= GIVEN PASSAGE =

[Begin]

When certain peaks or bands are characteristic for specific components, IR spectroscopy can be used for quantitative analysis of two- or multi-component systems. With a chemometric model once created, the evaluation of the IR spectrum of an unknown sample is quick and easy. A chemometric model is usually built with statistical modules, which are part of state-of-the-art IR spectrometer software packages.
The objectives of the present work are to investigate IR spectroscopy as an alternative analytical path to quantitative comonomer determination of polyacrylate-based PSAs. This will be achieved through the comparison of chemometric modeling to 13C NMR spectroscopy, with respect to accuracy, precision and limitations.
IR Spectra of Acrylic PSAs
Acrylic PSAs are typically copolymers that are composed of a mixture of different acrylic acid or methacrylic acid alkyl esters, sometimes containing non-acrylic comonomers like vinylacetate or styrene. The number of C atoms of the alkyl group has a strong influence on the glass-transition temperature (Tg) of the respective homopolymer. One of the prerequisites for pressure-sensitive adhesion is a Tg far below the desired temperature of bond formation, which is typically in the range of 30-70°C. With commercially available monomers, this is achieved mainly with n-butyl acrylate (n-BA) and/or 2-ethylhexylacrylate (2-EHA), exhibiting homopolymer Tgs of 43 and 58°C, respectively.

[End]

= SUPPLIED ENTRIES =

[Begin]

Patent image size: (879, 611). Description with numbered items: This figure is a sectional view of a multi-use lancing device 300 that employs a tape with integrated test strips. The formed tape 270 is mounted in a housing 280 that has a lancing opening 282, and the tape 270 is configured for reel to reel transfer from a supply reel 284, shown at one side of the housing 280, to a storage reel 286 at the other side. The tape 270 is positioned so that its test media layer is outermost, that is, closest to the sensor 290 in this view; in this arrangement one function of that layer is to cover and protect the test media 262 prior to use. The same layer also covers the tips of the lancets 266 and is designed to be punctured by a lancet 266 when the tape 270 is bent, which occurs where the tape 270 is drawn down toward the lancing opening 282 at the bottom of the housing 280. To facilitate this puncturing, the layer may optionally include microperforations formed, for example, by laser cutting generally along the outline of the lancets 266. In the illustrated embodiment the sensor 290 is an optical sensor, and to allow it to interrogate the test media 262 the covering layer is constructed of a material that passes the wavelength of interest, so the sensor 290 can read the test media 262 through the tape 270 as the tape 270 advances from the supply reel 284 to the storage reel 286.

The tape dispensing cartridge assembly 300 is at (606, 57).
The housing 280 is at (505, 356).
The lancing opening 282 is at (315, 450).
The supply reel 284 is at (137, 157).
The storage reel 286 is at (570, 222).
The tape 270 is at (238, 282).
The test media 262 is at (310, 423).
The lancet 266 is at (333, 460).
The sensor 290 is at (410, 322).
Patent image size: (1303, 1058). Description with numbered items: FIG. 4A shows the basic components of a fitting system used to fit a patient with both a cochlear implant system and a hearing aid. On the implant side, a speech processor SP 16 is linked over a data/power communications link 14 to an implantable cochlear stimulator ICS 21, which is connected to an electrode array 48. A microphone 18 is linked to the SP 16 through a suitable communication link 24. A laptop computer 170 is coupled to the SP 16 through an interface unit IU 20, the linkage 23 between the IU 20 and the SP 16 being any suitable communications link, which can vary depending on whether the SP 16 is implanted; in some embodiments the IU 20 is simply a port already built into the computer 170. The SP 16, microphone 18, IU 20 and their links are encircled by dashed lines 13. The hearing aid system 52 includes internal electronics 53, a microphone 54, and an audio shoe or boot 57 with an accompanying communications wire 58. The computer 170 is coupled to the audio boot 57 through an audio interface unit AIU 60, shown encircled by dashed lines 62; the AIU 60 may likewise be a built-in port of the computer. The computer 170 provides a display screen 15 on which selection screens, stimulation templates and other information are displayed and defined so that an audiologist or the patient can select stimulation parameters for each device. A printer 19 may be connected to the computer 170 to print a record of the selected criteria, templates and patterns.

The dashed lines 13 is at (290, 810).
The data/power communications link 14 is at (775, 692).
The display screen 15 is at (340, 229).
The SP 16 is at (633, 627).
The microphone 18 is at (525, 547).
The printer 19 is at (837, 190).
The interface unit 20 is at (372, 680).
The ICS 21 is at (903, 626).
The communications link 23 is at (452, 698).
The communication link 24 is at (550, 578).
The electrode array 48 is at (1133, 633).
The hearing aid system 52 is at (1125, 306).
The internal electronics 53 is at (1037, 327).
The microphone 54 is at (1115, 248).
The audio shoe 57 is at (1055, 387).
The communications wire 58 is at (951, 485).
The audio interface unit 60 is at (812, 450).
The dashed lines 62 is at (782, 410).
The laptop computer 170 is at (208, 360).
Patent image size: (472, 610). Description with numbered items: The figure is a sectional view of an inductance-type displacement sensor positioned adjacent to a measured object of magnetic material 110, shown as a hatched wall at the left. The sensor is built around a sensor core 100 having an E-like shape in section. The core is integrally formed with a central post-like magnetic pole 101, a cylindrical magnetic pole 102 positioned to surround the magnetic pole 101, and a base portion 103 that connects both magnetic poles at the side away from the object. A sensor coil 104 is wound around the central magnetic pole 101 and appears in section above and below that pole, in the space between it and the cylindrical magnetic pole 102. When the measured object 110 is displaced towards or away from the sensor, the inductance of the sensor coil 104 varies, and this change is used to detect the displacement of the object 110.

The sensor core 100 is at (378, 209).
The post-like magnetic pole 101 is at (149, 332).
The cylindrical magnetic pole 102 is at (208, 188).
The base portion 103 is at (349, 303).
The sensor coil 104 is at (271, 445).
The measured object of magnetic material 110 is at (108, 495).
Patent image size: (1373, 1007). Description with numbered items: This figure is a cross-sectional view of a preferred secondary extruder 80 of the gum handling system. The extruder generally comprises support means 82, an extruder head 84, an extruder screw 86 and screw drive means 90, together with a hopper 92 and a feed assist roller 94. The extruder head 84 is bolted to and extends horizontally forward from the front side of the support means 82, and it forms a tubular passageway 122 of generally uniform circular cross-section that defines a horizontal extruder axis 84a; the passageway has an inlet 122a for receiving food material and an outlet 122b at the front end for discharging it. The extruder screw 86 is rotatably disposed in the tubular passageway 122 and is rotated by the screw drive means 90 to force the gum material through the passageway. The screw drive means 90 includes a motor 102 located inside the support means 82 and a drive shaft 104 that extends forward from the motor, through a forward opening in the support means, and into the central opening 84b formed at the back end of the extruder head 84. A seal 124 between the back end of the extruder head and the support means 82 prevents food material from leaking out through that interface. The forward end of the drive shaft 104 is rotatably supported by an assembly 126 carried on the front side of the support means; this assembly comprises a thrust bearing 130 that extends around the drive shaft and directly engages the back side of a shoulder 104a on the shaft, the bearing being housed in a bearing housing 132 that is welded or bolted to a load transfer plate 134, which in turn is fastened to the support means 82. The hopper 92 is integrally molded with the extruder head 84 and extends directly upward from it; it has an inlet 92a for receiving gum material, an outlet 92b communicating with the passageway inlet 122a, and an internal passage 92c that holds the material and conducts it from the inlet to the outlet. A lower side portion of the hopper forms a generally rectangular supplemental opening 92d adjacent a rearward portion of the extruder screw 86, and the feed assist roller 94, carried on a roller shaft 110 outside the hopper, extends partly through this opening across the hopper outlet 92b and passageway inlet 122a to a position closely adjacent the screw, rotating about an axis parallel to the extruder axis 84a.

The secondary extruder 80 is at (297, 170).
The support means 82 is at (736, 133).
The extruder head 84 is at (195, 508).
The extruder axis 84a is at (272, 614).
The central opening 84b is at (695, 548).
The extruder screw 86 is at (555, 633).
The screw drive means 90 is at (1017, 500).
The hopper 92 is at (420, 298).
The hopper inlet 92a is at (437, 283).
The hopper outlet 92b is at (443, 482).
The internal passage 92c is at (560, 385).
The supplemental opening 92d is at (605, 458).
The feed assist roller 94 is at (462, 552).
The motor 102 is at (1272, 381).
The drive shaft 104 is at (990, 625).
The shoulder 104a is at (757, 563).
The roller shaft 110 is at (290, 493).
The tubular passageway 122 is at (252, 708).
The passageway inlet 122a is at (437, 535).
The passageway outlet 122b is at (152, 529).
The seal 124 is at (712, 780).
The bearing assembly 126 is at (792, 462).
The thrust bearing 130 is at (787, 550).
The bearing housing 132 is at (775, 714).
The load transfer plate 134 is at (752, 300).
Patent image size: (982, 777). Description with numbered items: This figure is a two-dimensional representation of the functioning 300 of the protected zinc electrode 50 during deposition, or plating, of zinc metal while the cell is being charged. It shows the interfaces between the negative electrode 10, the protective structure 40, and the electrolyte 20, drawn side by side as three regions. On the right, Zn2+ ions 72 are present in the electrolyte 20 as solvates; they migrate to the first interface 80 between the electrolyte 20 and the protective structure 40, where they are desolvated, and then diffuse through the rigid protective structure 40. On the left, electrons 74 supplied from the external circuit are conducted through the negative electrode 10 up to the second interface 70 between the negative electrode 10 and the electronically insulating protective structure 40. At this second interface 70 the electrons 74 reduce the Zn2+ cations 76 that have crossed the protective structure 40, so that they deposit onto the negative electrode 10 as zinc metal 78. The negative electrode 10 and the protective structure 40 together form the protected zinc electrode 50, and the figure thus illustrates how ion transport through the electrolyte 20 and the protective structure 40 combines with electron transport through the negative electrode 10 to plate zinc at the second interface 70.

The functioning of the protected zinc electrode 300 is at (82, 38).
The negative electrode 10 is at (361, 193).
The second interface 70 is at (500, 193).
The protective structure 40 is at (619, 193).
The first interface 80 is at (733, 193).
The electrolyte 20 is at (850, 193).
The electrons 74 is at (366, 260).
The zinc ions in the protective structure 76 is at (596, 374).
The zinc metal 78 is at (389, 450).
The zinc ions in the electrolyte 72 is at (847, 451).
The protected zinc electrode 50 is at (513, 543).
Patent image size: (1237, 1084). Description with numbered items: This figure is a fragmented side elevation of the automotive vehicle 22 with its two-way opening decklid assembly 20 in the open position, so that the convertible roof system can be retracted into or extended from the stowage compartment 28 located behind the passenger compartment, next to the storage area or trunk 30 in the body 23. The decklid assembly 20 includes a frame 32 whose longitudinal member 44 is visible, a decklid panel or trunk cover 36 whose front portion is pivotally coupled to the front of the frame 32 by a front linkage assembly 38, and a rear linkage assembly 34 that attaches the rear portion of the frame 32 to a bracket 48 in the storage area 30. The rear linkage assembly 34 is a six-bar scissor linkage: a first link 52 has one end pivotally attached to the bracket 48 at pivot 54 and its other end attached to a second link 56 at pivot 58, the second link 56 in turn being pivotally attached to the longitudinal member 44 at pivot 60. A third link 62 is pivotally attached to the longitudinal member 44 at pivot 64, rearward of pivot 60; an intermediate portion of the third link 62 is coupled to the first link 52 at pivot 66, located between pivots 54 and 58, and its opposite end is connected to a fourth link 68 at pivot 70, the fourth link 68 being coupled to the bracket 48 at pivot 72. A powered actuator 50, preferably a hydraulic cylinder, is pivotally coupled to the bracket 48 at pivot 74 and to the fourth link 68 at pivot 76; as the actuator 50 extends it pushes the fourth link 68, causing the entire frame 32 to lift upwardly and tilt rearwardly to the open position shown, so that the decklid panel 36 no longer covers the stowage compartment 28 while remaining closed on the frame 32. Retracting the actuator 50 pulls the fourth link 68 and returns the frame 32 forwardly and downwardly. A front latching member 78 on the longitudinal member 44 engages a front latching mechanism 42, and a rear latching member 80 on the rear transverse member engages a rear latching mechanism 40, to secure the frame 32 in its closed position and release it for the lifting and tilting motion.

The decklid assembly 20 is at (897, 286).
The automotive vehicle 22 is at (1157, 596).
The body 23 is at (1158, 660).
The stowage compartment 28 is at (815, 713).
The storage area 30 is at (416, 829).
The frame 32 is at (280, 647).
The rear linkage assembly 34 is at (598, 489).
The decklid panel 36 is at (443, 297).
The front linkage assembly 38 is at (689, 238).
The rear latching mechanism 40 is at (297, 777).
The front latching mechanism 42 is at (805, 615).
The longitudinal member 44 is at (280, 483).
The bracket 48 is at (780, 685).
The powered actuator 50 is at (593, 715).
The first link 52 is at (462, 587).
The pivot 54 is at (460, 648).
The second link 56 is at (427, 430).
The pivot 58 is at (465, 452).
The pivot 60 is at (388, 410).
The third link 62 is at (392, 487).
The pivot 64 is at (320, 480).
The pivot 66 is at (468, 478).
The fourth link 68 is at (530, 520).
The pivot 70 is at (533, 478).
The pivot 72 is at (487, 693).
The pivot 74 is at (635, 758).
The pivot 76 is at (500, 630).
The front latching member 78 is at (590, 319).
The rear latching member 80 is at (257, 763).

[End]

= EXERCISE =
According to the passage on IR spectroscopy of acrylic PSAs, against which method is chemometric modeling compared, and with respect to what?

= TASK OUTPUT =
Chemometric modeling is compared to 13C NMR spectroscopy with respect to accuracy, precision and limitations.